··· MATERIAL FOR THIS TASK
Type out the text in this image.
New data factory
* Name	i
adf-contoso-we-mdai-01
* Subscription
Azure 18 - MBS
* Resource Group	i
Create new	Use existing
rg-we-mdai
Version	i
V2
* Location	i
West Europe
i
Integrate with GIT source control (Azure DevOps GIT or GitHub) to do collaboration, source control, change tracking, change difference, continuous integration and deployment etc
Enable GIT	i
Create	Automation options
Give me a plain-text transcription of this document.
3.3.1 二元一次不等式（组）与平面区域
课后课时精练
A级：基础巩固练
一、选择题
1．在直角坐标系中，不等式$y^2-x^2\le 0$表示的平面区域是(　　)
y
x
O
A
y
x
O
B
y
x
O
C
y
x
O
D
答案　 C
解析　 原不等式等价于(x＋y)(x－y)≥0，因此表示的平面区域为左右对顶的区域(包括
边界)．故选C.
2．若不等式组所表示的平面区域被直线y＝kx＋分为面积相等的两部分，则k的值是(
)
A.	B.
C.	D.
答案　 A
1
······
### [GIVEN TASK]
Reproduce the listing in full. Keep it exactly as written.

### [WRITTEN RESPONSE]
Type out the text in this image.
New data factory
* Name	i
adf-contoso-we-mdai-01
* Subscription
Azure 18 - MBS
* Resource Group	i
Create new	Use existing
rg-we-mdai
Version	i
V2
* Location	i
West Europe
i
Integrate with GIT source control (Azure DevOps GIT or GitHub) to do collaboration, source control, change tracking, change difference, continuous integration and deployment etc
Enable GIT	i
Create	Automation options
Give me a plain-text transcription of this document.
3.3.1 二元一次不等式（组）与平面区域
课后课时精练
A级：基础巩固练
一、选择题
1．在直角坐标系中，不等式$y^2-x^2\le 0$表示的平面区域是(　　)
y
x
O
A
y
x
O
B
y
x
O
C
y
x
O
D
答案　 C
解析　 原不等式等价于(x＋y)(x－y)≥0，因此表示的平面区域为左右对顶的区域(包括
边界)．故选C.
2．若不等式组所表示的平面区域被直线y＝kx＋分为面积相等的两部分，则k的值是(
)
A.	B.
C.	D.
答案　 A
1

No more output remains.